▶ REQUIREMENT: Which lines hold the word "Zamijeni"? Copy each of them from the material.

▶ INPUT FOR THIS TASK:

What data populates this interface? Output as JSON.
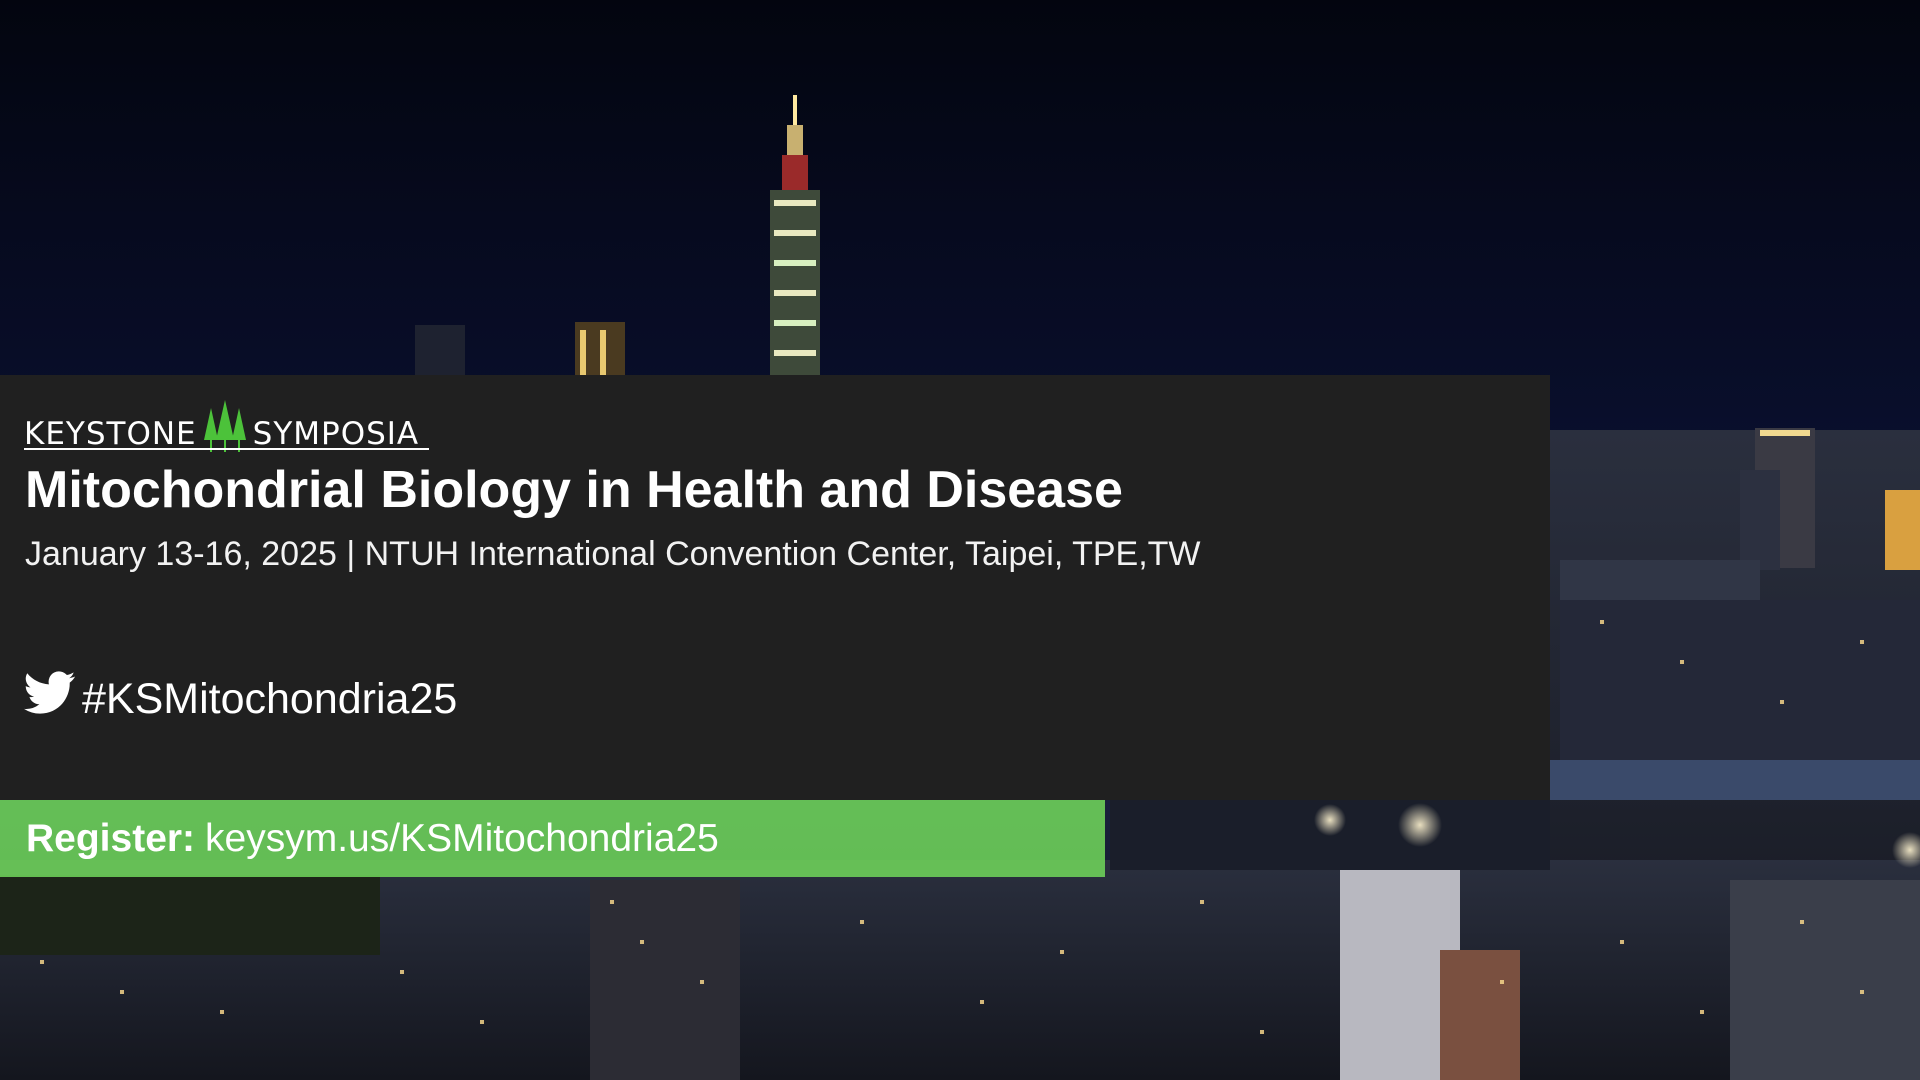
{
  "logo": {
    "left_word": "KEYSTONE",
    "right_word": "SYMPOSIA"
  },
  "event": {
    "title": "Mitochondrial Biology in Health and Disease",
    "details": "January 13-16, 2025 | NTUH International Convention Center, Taipei, TPE,TW"
  },
  "social": {
    "icon": "twitter-icon",
    "hashtag": "#KSMitochondria25"
  },
  "register": {
    "label": "Register:",
    "url": "keysym.us/KSMitochondria25"
  },
  "colors": {
    "panel": "#202020",
    "accent_green": "#6ED45A",
    "logo_trees": "#4CC23A",
    "sky": "#05081a"
  }
}
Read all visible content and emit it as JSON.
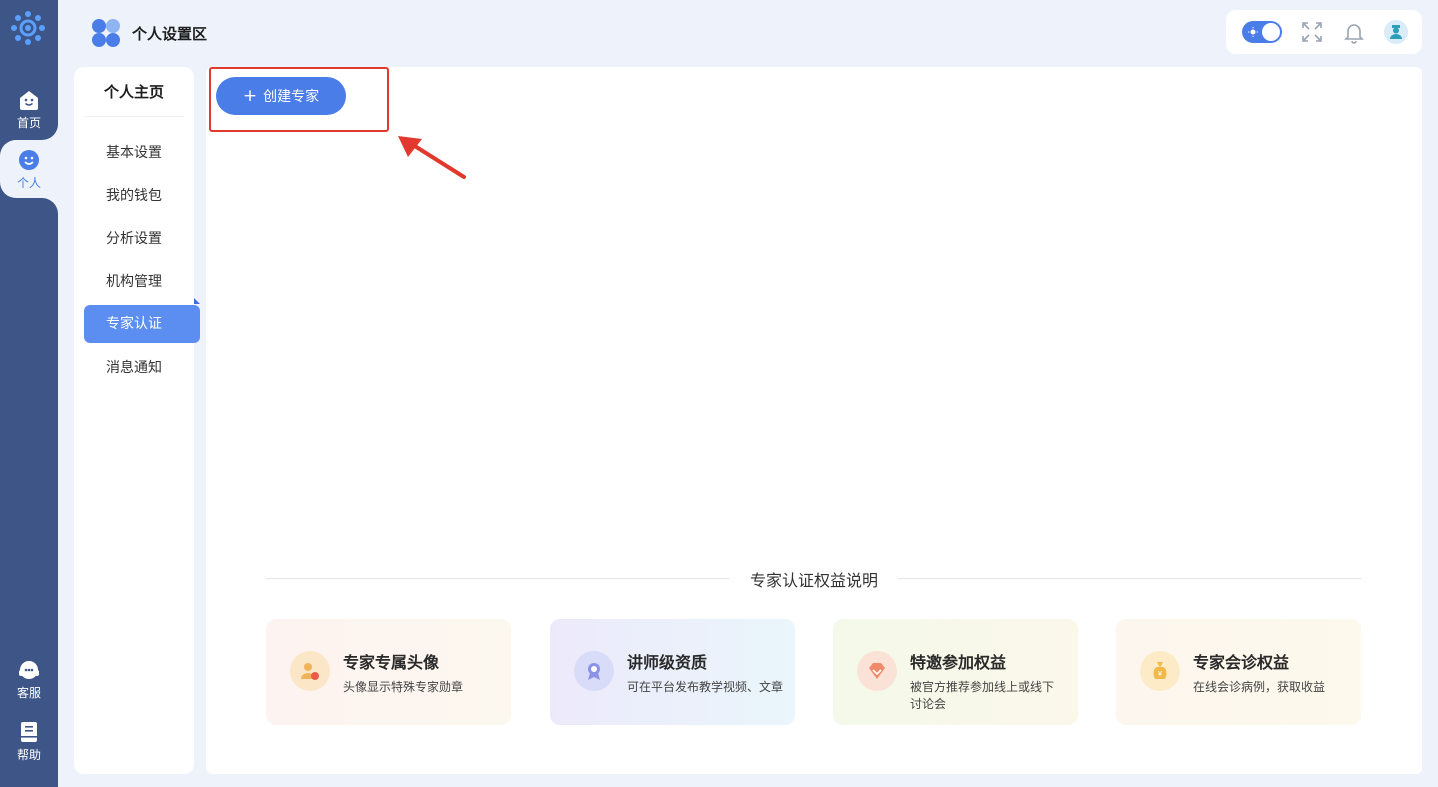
{
  "rail": {
    "items": [
      {
        "label": "首页",
        "icon": "home-icon"
      },
      {
        "label": "个人",
        "icon": "smile-icon"
      },
      {
        "label": "客服",
        "icon": "headset-icon"
      },
      {
        "label": "帮助",
        "icon": "book-icon"
      }
    ],
    "active_color": "#4a7de8",
    "bg_color": "#3e5687"
  },
  "header": {
    "title": "个人设置区",
    "tools": [
      "theme-toggle",
      "fullscreen-icon",
      "bell-icon",
      "user-avatar"
    ]
  },
  "subnav": {
    "title": "个人主页",
    "items": [
      {
        "label": "基本设置"
      },
      {
        "label": "我的钱包"
      },
      {
        "label": "分析设置"
      },
      {
        "label": "机构管理"
      },
      {
        "label": "专家认证",
        "active": true
      },
      {
        "label": "消息通知"
      }
    ]
  },
  "main": {
    "create_button": "创建专家",
    "benefits_title": "专家认证权益说明",
    "benefits": [
      {
        "title": "专家专属头像",
        "desc": "头像显示特殊专家勋章",
        "icon": "expert-avatar-icon"
      },
      {
        "title": "讲师级资质",
        "desc": "可在平台发布教学视频、文章",
        "icon": "medal-icon"
      },
      {
        "title": "特邀参加权益",
        "desc": "被官方推荐参加线上或线下讨论会",
        "icon": "diamond-icon"
      },
      {
        "title": "专家会诊权益",
        "desc": "在线会诊病例，获取收益",
        "icon": "money-bag-icon"
      }
    ]
  }
}
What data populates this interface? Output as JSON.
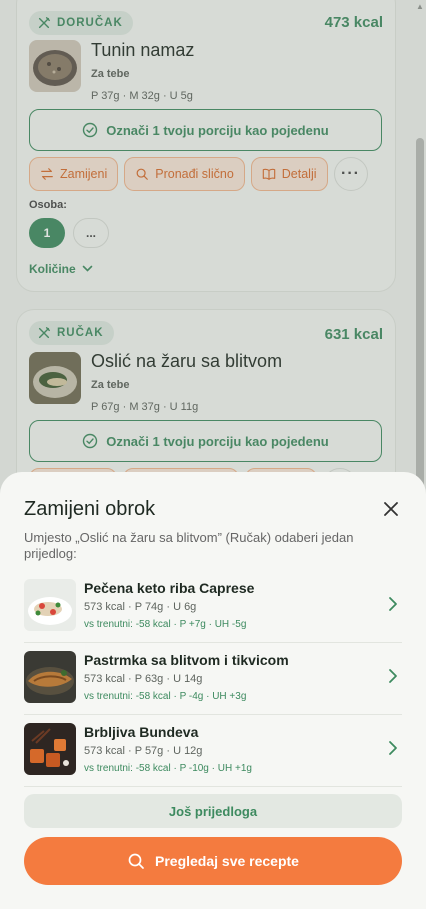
{
  "meals": [
    {
      "type": "DORUČAK",
      "kcal": "473 kcal",
      "title": "Tunin namaz",
      "subtitle": "Za tebe",
      "macros": "P 37g · M 32g · U 5g",
      "eat_label": "Označi 1 tvoju porciju kao pojedenu",
      "actions": {
        "replace": "Zamijeni",
        "find_similar": "Pronađi slično",
        "details": "Detalji",
        "more": "···"
      },
      "persons_label": "Osoba:",
      "persons_selected": "1",
      "persons_other": "...",
      "quantities_label": "Količine"
    },
    {
      "type": "RUČAK",
      "kcal": "631 kcal",
      "title": "Oslić na žaru sa blitvom",
      "subtitle": "Za tebe",
      "macros": "P 67g · M 37g · U 11g",
      "eat_label": "Označi 1 tvoju porciju kao pojedenu"
    }
  ],
  "sheet": {
    "title": "Zamijeni obrok",
    "description": "Umjesto „Oslić na žaru sa blitvom” (Ručak) odaberi jedan prijedlog:",
    "suggestions": [
      {
        "name": "Pečena keto riba Caprese",
        "macros": "573 kcal · P 74g · U 6g",
        "diff": "vs trenutni: -58 kcal · P +7g · UH -5g"
      },
      {
        "name": "Pastrmka sa blitvom i tikvicom",
        "macros": "573 kcal · P 63g · U 14g",
        "diff": "vs trenutni: -58 kcal · P -4g · UH +3g"
      },
      {
        "name": "Brbljiva Bundeva",
        "macros": "573 kcal · P 57g · U 12g",
        "diff": "vs trenutni: -58 kcal · P -10g · UH +1g"
      }
    ],
    "more_label": "Još prijedloga",
    "browse_label": "Pregledaj sve recepte"
  },
  "colors": {
    "accent_green": "#3d8a5f",
    "accent_orange": "#f47b3f"
  },
  "icons": [
    "utensils-icon",
    "check-circle-icon",
    "swap-icon",
    "search-icon",
    "book-icon",
    "chevron-down-icon",
    "close-icon",
    "chevron-right-icon"
  ]
}
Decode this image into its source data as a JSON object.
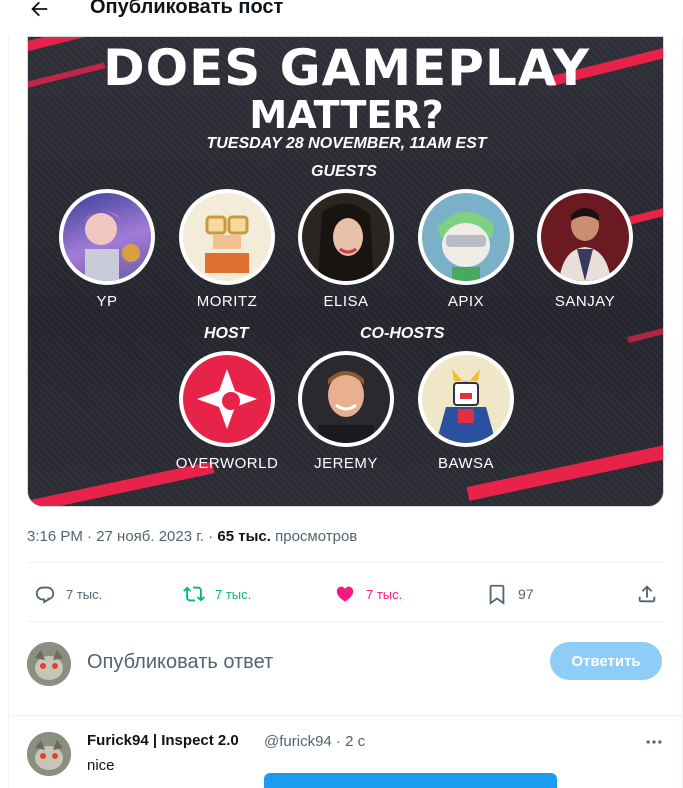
{
  "header": {
    "title": "Опубликовать пост",
    "back_icon": "arrow-left-icon"
  },
  "media": {
    "headline_1": "DOES GAMEPLAY",
    "headline_2": "MATTER?",
    "date": "TUESDAY 28 NOVEMBER, 11AM EST",
    "guests_label": "GUESTS",
    "host_label": "HOST",
    "cohosts_label": "CO-HOSTS",
    "guests": [
      "YP",
      "MORITZ",
      "ELISA",
      "APIX",
      "SANJAY"
    ],
    "host": "OVERWORLD",
    "cohosts": [
      "JEREMY",
      "BAWSA"
    ],
    "accent": "#e8234a"
  },
  "meta": {
    "time": "3:16 PM · 27 нояб. 2023 г. · ",
    "views": "65 тыс.",
    "views_label": " просмотров"
  },
  "actions": {
    "replies": "7 тыс.",
    "reposts": "7 тыс.",
    "likes": "7 тыс.",
    "bookmarks": "97",
    "colors": {
      "repost": "#00ba7c",
      "like": "#f91880",
      "default": "#536471"
    }
  },
  "composer": {
    "placeholder": "Опубликовать ответ",
    "button": "Ответить"
  },
  "reply": {
    "name": "Furick94 | Inspect 2.0",
    "handle": "@furick94 · 2 с",
    "text": "nice"
  }
}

▶ THE SOLUTION:
        "replace": "Zamijeni",
    "title": "Zamijeni obrok",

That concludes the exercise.